:: Records for the exercise ::
============================================================
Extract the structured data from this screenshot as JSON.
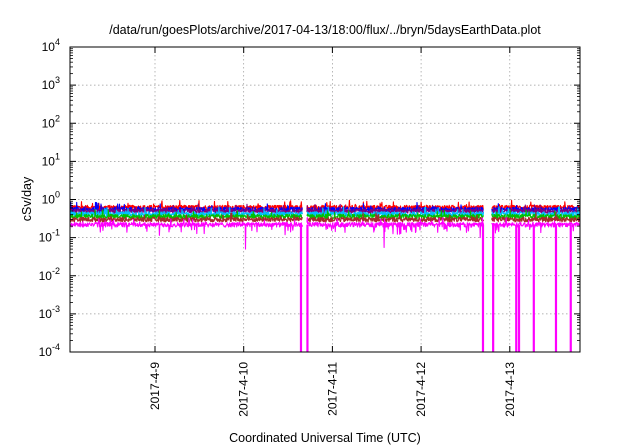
{
  "chart_data": {
    "type": "line",
    "title": "/data/run/goesPlots/archive/2017-04-13/18:00/flux/../bryn/5daysEarthData.plot",
    "xlabel": "Coordinated Universal Time (UTC)",
    "ylabel": "cSv/day",
    "yscale": "log",
    "ylim": [
      0.0001,
      10000
    ],
    "y_ticks": [
      {
        "base": "10",
        "exp": "4"
      },
      {
        "base": "10",
        "exp": "3"
      },
      {
        "base": "10",
        "exp": "2"
      },
      {
        "base": "10",
        "exp": "1"
      },
      {
        "base": "10",
        "exp": "0"
      },
      {
        "base": "10",
        "exp": "-1"
      },
      {
        "base": "10",
        "exp": "-2"
      },
      {
        "base": "10",
        "exp": "-3"
      },
      {
        "base": "10",
        "exp": "-4"
      }
    ],
    "xlim": [
      "2017-04-08 01:00",
      "2017-04-13 19:00"
    ],
    "x_ticks": [
      "2017-4-9",
      "2017-4-10",
      "2017-4-11",
      "2017-4-12",
      "2017-4-13"
    ],
    "grid": true,
    "legend": "none",
    "data_gaps_utc": [
      [
        "2017-04-10 16:00",
        "2017-04-10 17:00"
      ],
      [
        "2017-04-12 17:00",
        "2017-04-12 19:00"
      ]
    ],
    "series": [
      {
        "color": "#ff0000",
        "level": 0.62,
        "dropouts": []
      },
      {
        "color": "#0000ff",
        "level": 0.55,
        "dropouts": []
      },
      {
        "color": "#800080",
        "level": 0.5,
        "dropouts": []
      },
      {
        "color": "#00bfff",
        "level": 0.42,
        "dropouts": []
      },
      {
        "color": "#00c000",
        "level": 0.36,
        "dropouts": []
      },
      {
        "color": "#a52a2a",
        "level": 0.3,
        "dropouts": []
      },
      {
        "color": "#ff00ff",
        "level": 0.22,
        "dips": [
          {
            "time": "2017-04-10 00:30",
            "value": 0.05
          },
          {
            "time": "2017-04-11 14:00",
            "value": 0.055
          },
          {
            "time": "2017-04-12 16:00",
            "value": 0.1
          }
        ],
        "dropouts": [
          "2017-04-10 15:30",
          "2017-04-10 17:15",
          "2017-04-12 16:45",
          "2017-04-12 19:30",
          "2017-04-13 01:45",
          "2017-04-13 02:30",
          "2017-04-13 06:30",
          "2017-04-13 12:30",
          "2017-04-13 16:30"
        ]
      }
    ]
  }
}
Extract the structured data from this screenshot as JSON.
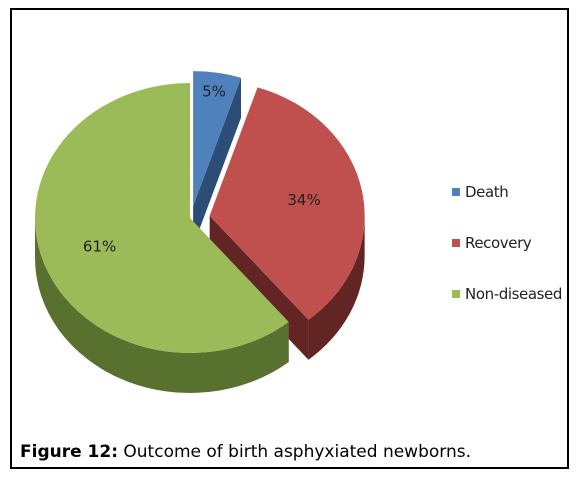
{
  "chart_data": {
    "type": "pie",
    "title": "",
    "categories": [
      "Death",
      "Recovery",
      "Non-diseased"
    ],
    "values": [
      5,
      34,
      61
    ],
    "value_labels": [
      "5%",
      "34%",
      "61%"
    ],
    "colors": [
      "#4f81bd",
      "#c0504d",
      "#9bbb59"
    ],
    "side_colors": [
      "#2c4d75",
      "#632523",
      "#58712f"
    ],
    "exploded": true,
    "three_d": true,
    "legend_position": "right"
  },
  "caption": {
    "figure_label": "Figure 12:",
    "text": " Outcome of birth asphyxiated newborns."
  }
}
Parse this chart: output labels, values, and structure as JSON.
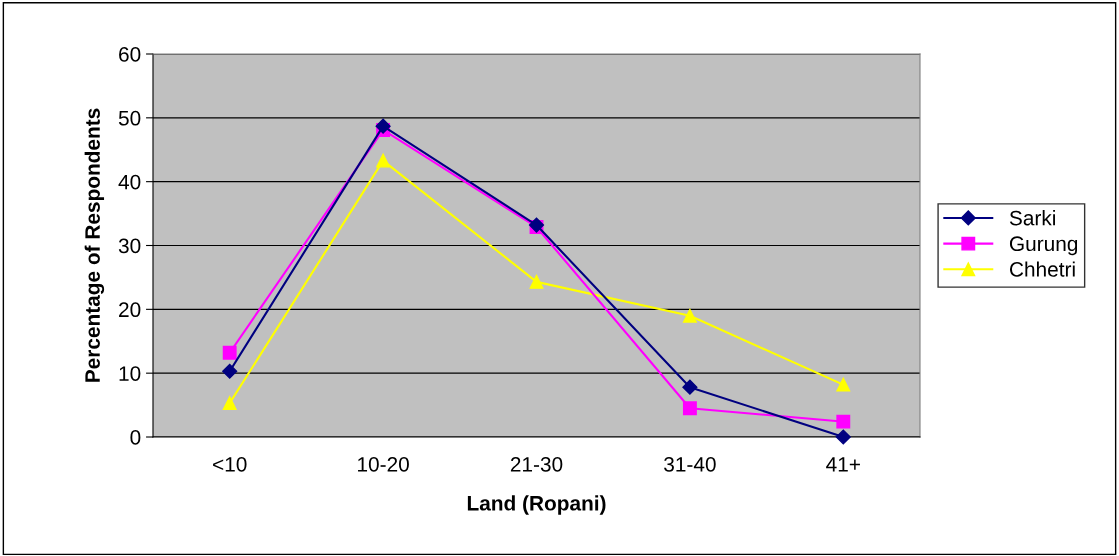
============================================================
:: The exercise ::
Copy all the data exactly as written, but skip any picture.

:: Answer ::
Extract the structured data from this screenshot as JSON.
{
  "chart_data": {
    "type": "line",
    "title": "/data/run/goesPlots/archive/2017-04-13/18:00/flux/../bryn/5daysEarthData.plot",
    "xlabel": "Coordinated Universal Time (UTC)",
    "ylabel": "cSv/day",
    "yscale": "log",
    "ylim": [
      0.0001,
      10000
    ],
    "y_ticks": [
      {
        "base": "10",
        "exp": "4"
      },
      {
        "base": "10",
        "exp": "3"
      },
      {
        "base": "10",
        "exp": "2"
      },
      {
        "base": "10",
        "exp": "1"
      },
      {
        "base": "10",
        "exp": "0"
      },
      {
        "base": "10",
        "exp": "-1"
      },
      {
        "base": "10",
        "exp": "-2"
      },
      {
        "base": "10",
        "exp": "-3"
      },
      {
        "base": "10",
        "exp": "-4"
      }
    ],
    "xlim": [
      "2017-04-08 01:00",
      "2017-04-13 19:00"
    ],
    "x_ticks": [
      "2017-4-9",
      "2017-4-10",
      "2017-4-11",
      "2017-4-12",
      "2017-4-13"
    ],
    "grid": true,
    "legend": "none",
    "data_gaps_utc": [
      [
        "2017-04-10 16:00",
        "2017-04-10 17:00"
      ],
      [
        "2017-04-12 17:00",
        "2017-04-12 19:00"
      ]
    ],
    "series": [
      {
        "color": "#ff0000",
        "level": 0.62,
        "dropouts": []
      },
      {
        "color": "#0000ff",
        "level": 0.55,
        "dropouts": []
      },
      {
        "color": "#800080",
        "level": 0.5,
        "dropouts": []
      },
      {
        "color": "#00bfff",
        "level": 0.42,
        "dropouts": []
      },
      {
        "color": "#00c000",
        "level": 0.36,
        "dropouts": []
      },
      {
        "color": "#a52a2a",
        "level": 0.3,
        "dropouts": []
      },
      {
        "color": "#ff00ff",
        "level": 0.22,
        "dips": [
          {
            "time": "2017-04-10 00:30",
            "value": 0.05
          },
          {
            "time": "2017-04-11 14:00",
            "value": 0.055
          },
          {
            "time": "2017-04-12 16:00",
            "value": 0.1
          }
        ],
        "dropouts": [
          "2017-04-10 15:30",
          "2017-04-10 17:15",
          "2017-04-12 16:45",
          "2017-04-12 19:30",
          "2017-04-13 01:45",
          "2017-04-13 02:30",
          "2017-04-13 06:30",
          "2017-04-13 12:30",
          "2017-04-13 16:30"
        ]
      }
    ]
  }
}
Extract the structured data from this screenshot as JSON.
{
  "chart_data": {
    "type": "pie",
    "title": "",
    "categories": [
      "Death",
      "Recovery",
      "Non-diseased"
    ],
    "values": [
      5,
      34,
      61
    ],
    "value_labels": [
      "5%",
      "34%",
      "61%"
    ],
    "colors": [
      "#4f81bd",
      "#c0504d",
      "#9bbb59"
    ],
    "side_colors": [
      "#2c4d75",
      "#632523",
      "#58712f"
    ],
    "exploded": true,
    "three_d": true,
    "legend_position": "right"
  },
  "caption": {
    "figure_label": "Figure 12:",
    "text": " Outcome of birth asphyxiated newborns."
  }
}
Parse this chart: output labels, values, and structure as JSON.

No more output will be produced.